■ **Task requirements**
State only how many lines contain the string "JSON".

Stored data
==================================================
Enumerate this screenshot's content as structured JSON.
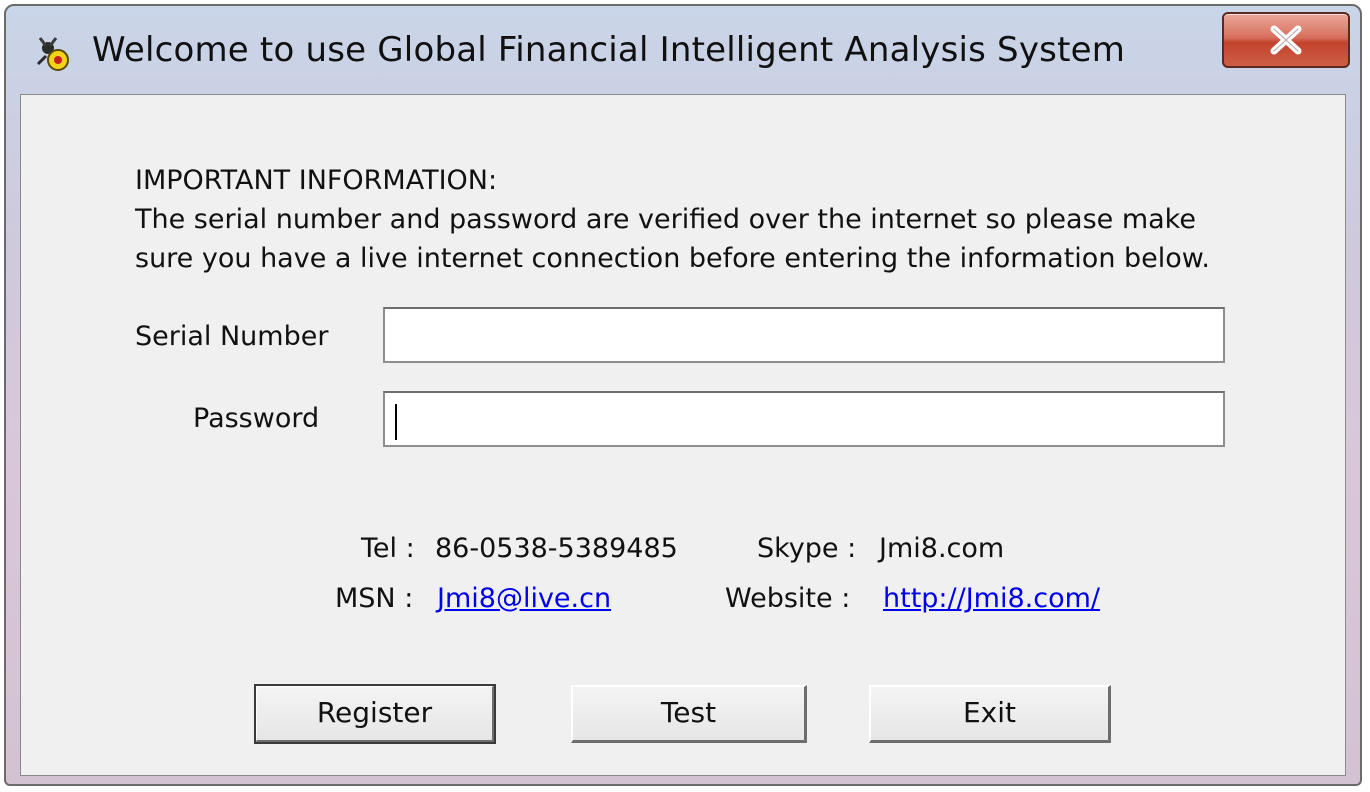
{
  "window": {
    "title": "Welcome to use Global Financial Intelligent Analysis System",
    "close_icon": "close-x-icon",
    "app_icon": "app-logo-icon"
  },
  "info": {
    "heading": "IMPORTANT INFORMATION:",
    "line1": "The serial number and password are verified over the internet so please make",
    "line2": "sure you have a live internet connection before entering the information below."
  },
  "form": {
    "serial_label": "Serial Number",
    "serial_value": "",
    "password_label": "Password",
    "password_value": ""
  },
  "contact": {
    "tel_label": "Tel :",
    "tel_value": "86-0538-5389485",
    "skype_label": "Skype :",
    "skype_value": "Jmi8.com",
    "msn_label": "MSN :",
    "msn_value": "Jmi8@live.cn",
    "website_label": "Website :",
    "website_value": "http://Jmi8.com/"
  },
  "buttons": {
    "register": "Register",
    "test": "Test",
    "exit": "Exit"
  },
  "colors": {
    "link": "#0000ee",
    "close_button": "#c2432c",
    "client_bg": "#f0f0f0"
  }
}
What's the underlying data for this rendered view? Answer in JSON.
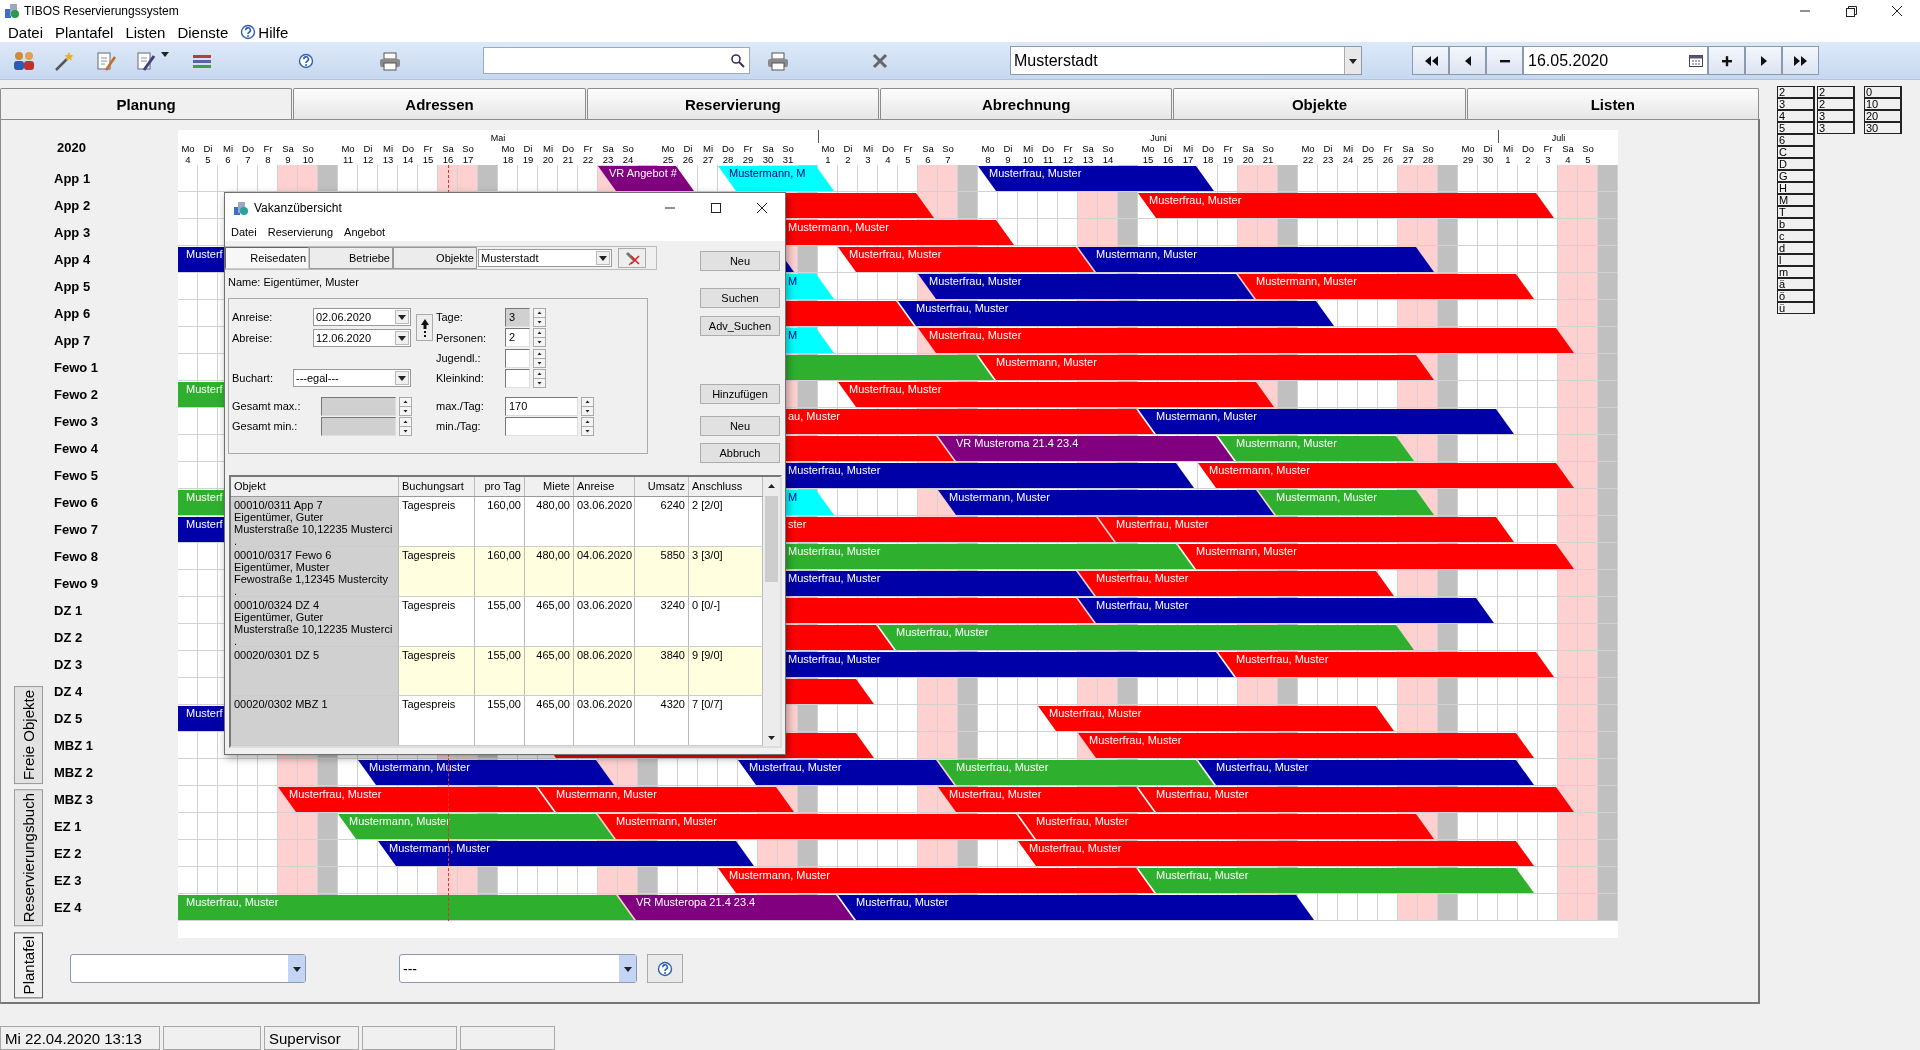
{
  "window": {
    "title": "TIBOS Reservierungssystem"
  },
  "menu": [
    {
      "label": "Datei",
      "kind": "plain"
    },
    {
      "label": "Plantafel",
      "kind": "plain"
    },
    {
      "label": "Listen",
      "kind": "plain"
    },
    {
      "label": "Dienste",
      "kind": "plain"
    },
    {
      "label": "Hilfe",
      "kind": "help"
    }
  ],
  "toolbar": {
    "location": "Musterstadt",
    "date": "16.05.2020"
  },
  "tabs": [
    {
      "label": "Planung",
      "selected": true
    },
    {
      "label": "Adressen",
      "selected": false
    },
    {
      "label": "Reservierung",
      "selected": false
    },
    {
      "label": "Abrechnung",
      "selected": false
    },
    {
      "label": "Objekte",
      "selected": false
    },
    {
      "label": "Listen",
      "selected": false
    }
  ],
  "side_tabs": [
    {
      "label": "Freie Objekte",
      "selected": false
    },
    {
      "label": "Reservierungsbuch",
      "selected": false
    },
    {
      "label": "Plantafel",
      "selected": true
    }
  ],
  "planner": {
    "year": "2020",
    "months": [
      {
        "label": "Mai",
        "days": [
          {
            "wd": "Mo",
            "d": "4",
            "kind": "workday",
            "today": false
          },
          {
            "wd": "Di",
            "d": "5",
            "kind": "workday",
            "today": false
          },
          {
            "wd": "Mi",
            "d": "6",
            "kind": "workday",
            "today": false
          },
          {
            "wd": "Do",
            "d": "7",
            "kind": "workday",
            "today": false
          },
          {
            "wd": "Fr",
            "d": "8",
            "kind": "workday",
            "today": false
          },
          {
            "wd": "Sa",
            "d": "9",
            "kind": "weekend",
            "today": false
          },
          {
            "wd": "So",
            "d": "10",
            "kind": "weekend",
            "today": false
          },
          {
            "wd": "Mo",
            "d": "11",
            "kind": "workday",
            "today": false
          },
          {
            "wd": "Di",
            "d": "12",
            "kind": "workday",
            "today": false
          },
          {
            "wd": "Mi",
            "d": "13",
            "kind": "workday",
            "today": false
          },
          {
            "wd": "Do",
            "d": "14",
            "kind": "workday",
            "today": false
          },
          {
            "wd": "Fr",
            "d": "15",
            "kind": "workday",
            "today": false
          },
          {
            "wd": "Sa",
            "d": "16",
            "kind": "weekend",
            "today": true
          },
          {
            "wd": "So",
            "d": "17",
            "kind": "weekend",
            "today": false
          },
          {
            "wd": "Mo",
            "d": "18",
            "kind": "workday",
            "today": false
          },
          {
            "wd": "Di",
            "d": "19",
            "kind": "workday",
            "today": false
          },
          {
            "wd": "Mi",
            "d": "20",
            "kind": "workday",
            "today": false
          },
          {
            "wd": "Do",
            "d": "21",
            "kind": "workday",
            "today": false
          },
          {
            "wd": "Fr",
            "d": "22",
            "kind": "workday",
            "today": false
          },
          {
            "wd": "Sa",
            "d": "23",
            "kind": "weekend",
            "today": false
          },
          {
            "wd": "So",
            "d": "24",
            "kind": "weekend",
            "today": false
          },
          {
            "wd": "Mo",
            "d": "25",
            "kind": "workday",
            "today": false
          },
          {
            "wd": "Di",
            "d": "26",
            "kind": "workday",
            "today": false
          },
          {
            "wd": "Mi",
            "d": "27",
            "kind": "workday",
            "today": false
          },
          {
            "wd": "Do",
            "d": "28",
            "kind": "workday",
            "today": false
          },
          {
            "wd": "Fr",
            "d": "29",
            "kind": "workday",
            "today": false
          },
          {
            "wd": "Sa",
            "d": "30",
            "kind": "weekend",
            "today": false
          },
          {
            "wd": "So",
            "d": "31",
            "kind": "weekend",
            "today": false
          }
        ]
      },
      {
        "label": "Juni",
        "days": [
          {
            "wd": "Mo",
            "d": "1",
            "kind": "workday",
            "today": false
          },
          {
            "wd": "Di",
            "d": "2",
            "kind": "workday",
            "today": false
          },
          {
            "wd": "Mi",
            "d": "3",
            "kind": "workday",
            "today": false
          },
          {
            "wd": "Do",
            "d": "4",
            "kind": "workday",
            "today": false
          },
          {
            "wd": "Fr",
            "d": "5",
            "kind": "workday",
            "today": false
          },
          {
            "wd": "Sa",
            "d": "6",
            "kind": "weekend",
            "today": false
          },
          {
            "wd": "So",
            "d": "7",
            "kind": "weekend",
            "today": false
          },
          {
            "wd": "Mo",
            "d": "8",
            "kind": "workday",
            "today": false
          },
          {
            "wd": "Di",
            "d": "9",
            "kind": "workday",
            "today": false
          },
          {
            "wd": "Mi",
            "d": "10",
            "kind": "workday",
            "today": false
          },
          {
            "wd": "Do",
            "d": "11",
            "kind": "workday",
            "today": false
          },
          {
            "wd": "Fr",
            "d": "12",
            "kind": "workday",
            "today": false
          },
          {
            "wd": "Sa",
            "d": "13",
            "kind": "weekend",
            "today": false
          },
          {
            "wd": "So",
            "d": "14",
            "kind": "weekend",
            "today": false
          },
          {
            "wd": "Mo",
            "d": "15",
            "kind": "workday",
            "today": false
          },
          {
            "wd": "Di",
            "d": "16",
            "kind": "workday",
            "today": false
          },
          {
            "wd": "Mi",
            "d": "17",
            "kind": "workday",
            "today": false
          },
          {
            "wd": "Do",
            "d": "18",
            "kind": "workday",
            "today": false
          },
          {
            "wd": "Fr",
            "d": "19",
            "kind": "workday",
            "today": false
          },
          {
            "wd": "Sa",
            "d": "20",
            "kind": "weekend",
            "today": false
          },
          {
            "wd": "So",
            "d": "21",
            "kind": "weekend",
            "today": false
          },
          {
            "wd": "Mo",
            "d": "22",
            "kind": "workday",
            "today": false
          },
          {
            "wd": "Di",
            "d": "23",
            "kind": "workday",
            "today": false
          },
          {
            "wd": "Mi",
            "d": "24",
            "kind": "workday",
            "today": false
          },
          {
            "wd": "Do",
            "d": "25",
            "kind": "workday",
            "today": false
          },
          {
            "wd": "Fr",
            "d": "26",
            "kind": "workday",
            "today": false
          },
          {
            "wd": "Sa",
            "d": "27",
            "kind": "weekend",
            "today": false
          },
          {
            "wd": "So",
            "d": "28",
            "kind": "weekend",
            "today": false
          },
          {
            "wd": "Mo",
            "d": "29",
            "kind": "workday",
            "today": false
          },
          {
            "wd": "Di",
            "d": "30",
            "kind": "workday",
            "today": false
          }
        ]
      },
      {
        "label": "Juli",
        "days": [
          {
            "wd": "Mi",
            "d": "1",
            "kind": "workday",
            "today": false
          },
          {
            "wd": "Do",
            "d": "2",
            "kind": "workday",
            "today": false
          },
          {
            "wd": "Fr",
            "d": "3",
            "kind": "workday",
            "today": false
          },
          {
            "wd": "Sa",
            "d": "4",
            "kind": "weekend",
            "today": false
          },
          {
            "wd": "So",
            "d": "5",
            "kind": "weekend",
            "today": false
          }
        ]
      }
    ],
    "rows": [
      {
        "label": "App 1",
        "bookings": [
          {
            "label": "VR Angebot #",
            "color": "#800080"
          },
          {
            "label": "Mustermann, M",
            "color": "#00ffff"
          },
          {
            "label": "Musterfrau, Muster",
            "color": "#0000a8"
          }
        ]
      },
      {
        "label": "App 2",
        "bookings": [
          {
            "color": "#ff0000"
          },
          {
            "label": "Musterfrau, Muster",
            "color": "#ff0000"
          }
        ]
      },
      {
        "label": "App 3",
        "bookings": [
          {
            "label": "Mustermann, Muster",
            "color": "#ff0000"
          }
        ]
      },
      {
        "label": "App 4",
        "bookings": [
          {
            "label": "Musterf",
            "color": "#0000a8"
          },
          {
            "label": "Musterfrau, Muster",
            "color": "#ff0000"
          },
          {
            "label": "Mustermann, Muster",
            "color": "#0000a8"
          }
        ]
      },
      {
        "label": "App 5",
        "bookings": [
          {
            "label": "M",
            "color": "#00ffff"
          },
          {
            "label": "Musterfrau, Muster",
            "color": "#0000a8"
          },
          {
            "label": "Mustermann, Muster",
            "color": "#ff0000"
          }
        ]
      },
      {
        "label": "App 6",
        "bookings": [
          {
            "color": "#ff0000"
          },
          {
            "label": "Musterfrau, Muster",
            "color": "#0000a8"
          }
        ]
      },
      {
        "label": "App 7",
        "bookings": [
          {
            "label": "M",
            "color": "#00ffff"
          },
          {
            "label": "Musterfrau, Muster",
            "color": "#ff0000"
          }
        ]
      },
      {
        "label": "Fewo 1",
        "bookings": [
          {
            "color": "#2eb02e"
          },
          {
            "label": "Mustermann, Muster",
            "color": "#ff0000"
          }
        ]
      },
      {
        "label": "Fewo 2",
        "bookings": [
          {
            "label": "Musterf",
            "color": "#2eb02e"
          },
          {
            "label": "Musterfrau, Muster",
            "color": "#ff0000"
          }
        ]
      },
      {
        "label": "Fewo 3",
        "bookings": [
          {
            "label": "au, Muster",
            "color": "#ff0000"
          },
          {
            "label": "Mustermann, Muster",
            "color": "#0000a8"
          }
        ]
      },
      {
        "label": "Fewo 4",
        "bookings": [
          {
            "color": "#ff0000"
          },
          {
            "label": "VR Musteroma 21.4 23.4",
            "color": "#800080"
          },
          {
            "label": "Mustermann, Muster",
            "color": "#2eb02e"
          }
        ]
      },
      {
        "label": "Fewo 5",
        "bookings": [
          {
            "label": "Musterfrau, Muster",
            "color": "#0000a8"
          },
          {
            "label": "Mustermann, Muster",
            "color": "#ff0000"
          }
        ]
      },
      {
        "label": "Fewo 6",
        "bookings": [
          {
            "label": "Musterf",
            "color": "#2eb02e"
          },
          {
            "label": "M",
            "color": "#00ffff"
          },
          {
            "label": "Mustermann, Muster",
            "color": "#0000a8"
          },
          {
            "label": "Mustermann, Muster",
            "color": "#2eb02e"
          }
        ]
      },
      {
        "label": "Fewo 7",
        "bookings": [
          {
            "label": "Musterf",
            "color": "#0000a8"
          },
          {
            "label": "ster",
            "color": "#ff0000"
          },
          {
            "label": "Musterfrau, Muster",
            "color": "#ff0000"
          }
        ]
      },
      {
        "label": "Fewo 8",
        "bookings": [
          {
            "label": "Musterfrau, Muster",
            "color": "#2eb02e"
          },
          {
            "label": "Mustermann, Muster",
            "color": "#ff0000"
          }
        ]
      },
      {
        "label": "Fewo 9",
        "bookings": [
          {
            "label": "Musterfrau, Muster",
            "color": "#0000a8"
          },
          {
            "label": "Musterfrau, Muster",
            "color": "#ff0000"
          }
        ]
      },
      {
        "label": "DZ 1",
        "bookings": [
          {
            "color": "#ff0000"
          },
          {
            "label": "Musterfrau, Muster",
            "color": "#0000a8"
          }
        ]
      },
      {
        "label": "DZ 2",
        "bookings": [
          {
            "color": "#ff0000"
          },
          {
            "label": "Musterfrau, Muster",
            "color": "#2eb02e"
          }
        ]
      },
      {
        "label": "DZ 3",
        "bookings": [
          {
            "label": "Musterfrau, Muster",
            "color": "#0000a8"
          },
          {
            "label": "Musterfrau, Muster",
            "color": "#ff0000"
          }
        ]
      },
      {
        "label": "DZ 4",
        "bookings": [
          {
            "color": "#ff0000"
          }
        ]
      },
      {
        "label": "DZ 5",
        "bookings": [
          {
            "label": "Musterf",
            "color": "#0000a8"
          },
          {
            "label": "Musterfrau, Muster",
            "color": "#ff0000"
          }
        ]
      },
      {
        "label": "MBZ 1",
        "bookings": [
          {
            "color": "#ff0000"
          },
          {
            "label": "Musterfrau, Muster",
            "color": "#ff0000"
          }
        ]
      },
      {
        "label": "MBZ 2",
        "bookings": [
          {
            "label": "Mustermann, Muster",
            "color": "#0000a8"
          },
          {
            "label": "Musterfrau, Muster",
            "color": "#0000a8"
          },
          {
            "label": "Musterfrau, Muster",
            "color": "#2eb02e"
          },
          {
            "label": "Musterfrau, Muster",
            "color": "#0000a8"
          }
        ]
      },
      {
        "label": "MBZ 3",
        "bookings": [
          {
            "label": "Musterfrau, Muster",
            "color": "#ff0000"
          },
          {
            "label": "Mustermann, Muster",
            "color": "#ff0000"
          },
          {
            "label": "Musterfrau, Muster",
            "color": "#ff0000"
          },
          {
            "label": "Musterfrau, Muster",
            "color": "#ff0000"
          }
        ]
      },
      {
        "label": "EZ 1",
        "bookings": [
          {
            "label": "Mustermann, Muster",
            "color": "#2eb02e"
          },
          {
            "label": "Mustermann, Muster",
            "color": "#ff0000"
          },
          {
            "label": "Musterfrau, Muster",
            "color": "#ff0000"
          }
        ]
      },
      {
        "label": "EZ 2",
        "bookings": [
          {
            "label": "Mustermann, Muster",
            "color": "#0000a8"
          },
          {
            "label": "Musterfrau, Muster",
            "color": "#ff0000"
          }
        ]
      },
      {
        "label": "EZ 3",
        "bookings": [
          {
            "label": "Mustermann, Muster",
            "color": "#ff0000"
          },
          {
            "label": "Musterfrau, Muster",
            "color": "#2eb02e"
          }
        ]
      },
      {
        "label": "EZ 4",
        "bookings": [
          {
            "label": "Musterfrau, Muster",
            "color": "#2eb02e"
          },
          {
            "label": "VR Musteropa 21.4 23.4",
            "color": "#800080"
          },
          {
            "label": "Musterfrau, Muster",
            "color": "#0000a8"
          }
        ]
      }
    ]
  },
  "filter_select": {
    "value": "---"
  },
  "legend": [
    [
      "2",
      "3",
      "4",
      "5",
      "6",
      "C",
      "D",
      "G",
      "H",
      "M",
      "T",
      "b",
      "c",
      "d",
      "l",
      "m",
      "ä",
      "ö",
      "ü"
    ],
    [
      "2",
      "2",
      "3",
      "3"
    ],
    [
      "0",
      "10",
      "20",
      "30"
    ]
  ],
  "status_bar": {
    "datetime": "Mi 22.04.2020 13:13",
    "user": "Supervisor"
  },
  "dialog": {
    "title": "Vakanzübersicht",
    "menu": [
      "Datei",
      "Reservierung",
      "Angebot"
    ],
    "tabs": [
      {
        "label": "Reisedaten",
        "selected": true
      },
      {
        "label": "Betriebe",
        "selected": false
      },
      {
        "label": "Objekte",
        "selected": false
      }
    ],
    "location": "Musterstadt",
    "name_line": "Name: Eigentümer, Muster",
    "form": {
      "arrival": {
        "label": "Anreise:",
        "value": "02.06.2020"
      },
      "departure": {
        "label": "Abreise:",
        "value": "12.06.2020"
      },
      "booking_type": {
        "label": "Buchart:",
        "value": "---egal---"
      },
      "total_max": {
        "label": "Gesamt max.:",
        "disabled": true
      },
      "total_min": {
        "label": "Gesamt min.:",
        "disabled": true
      },
      "days": {
        "label": "Tage:",
        "value": "3",
        "disabled": true
      },
      "persons": {
        "label": "Personen:",
        "value": "2",
        "disabled": false
      },
      "youths": {
        "label": "Jugendl.:",
        "disabled": false
      },
      "infants": {
        "label": "Kleinkind:",
        "disabled": false
      },
      "max_per_day": {
        "label": "max./Tag:",
        "value": "170",
        "disabled": false
      },
      "min_per_day": {
        "label": "min./Tag:",
        "disabled": false
      }
    },
    "buttons": [
      "Neu",
      "Suchen",
      "Adv_Suchen",
      "Hinzufügen",
      "Neu",
      "Abbruch"
    ],
    "results": {
      "columns": [
        "Objekt",
        "Buchungsart",
        "pro Tag",
        "Miete",
        "Anreise",
        "Umsatz",
        "Anschluss"
      ],
      "rows": [
        {
          "cells": [
            "00010/0311 App 7\nEigentümer, Guter\nMusterstraße 10,12235 Musterci\n.",
            "Tagespreis",
            "160,00",
            "480,00",
            "03.06.2020",
            "6240",
            "2 [2/0]"
          ],
          "shaded": false
        },
        {
          "cells": [
            "00010/0317 Fewo 6\nEigentümer, Muster\nFewostraße 1,12345 Mustercity\n.",
            "Tagespreis",
            "160,00",
            "480,00",
            "04.06.2020",
            "5850",
            "3 [3/0]"
          ],
          "shaded": true
        },
        {
          "cells": [
            "00010/0324 DZ 4\nEigentümer, Guter\nMusterstraße 10,12235 Musterci\n.",
            "Tagespreis",
            "155,00",
            "465,00",
            "03.06.2020",
            "3240",
            "0 [0/-]"
          ],
          "shaded": false
        },
        {
          "cells": [
            "00020/0301 DZ 5",
            "Tagespreis",
            "155,00",
            "465,00",
            "08.06.2020",
            "3840",
            "9 [9/0]"
          ],
          "shaded": true
        },
        {
          "cells": [
            "00020/0302 MBZ 1",
            "Tagespreis",
            "155,00",
            "465,00",
            "03.06.2020",
            "4320",
            "7 [0/7]"
          ],
          "shaded": false
        }
      ]
    }
  }
}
==================================================
■ **Reply**
2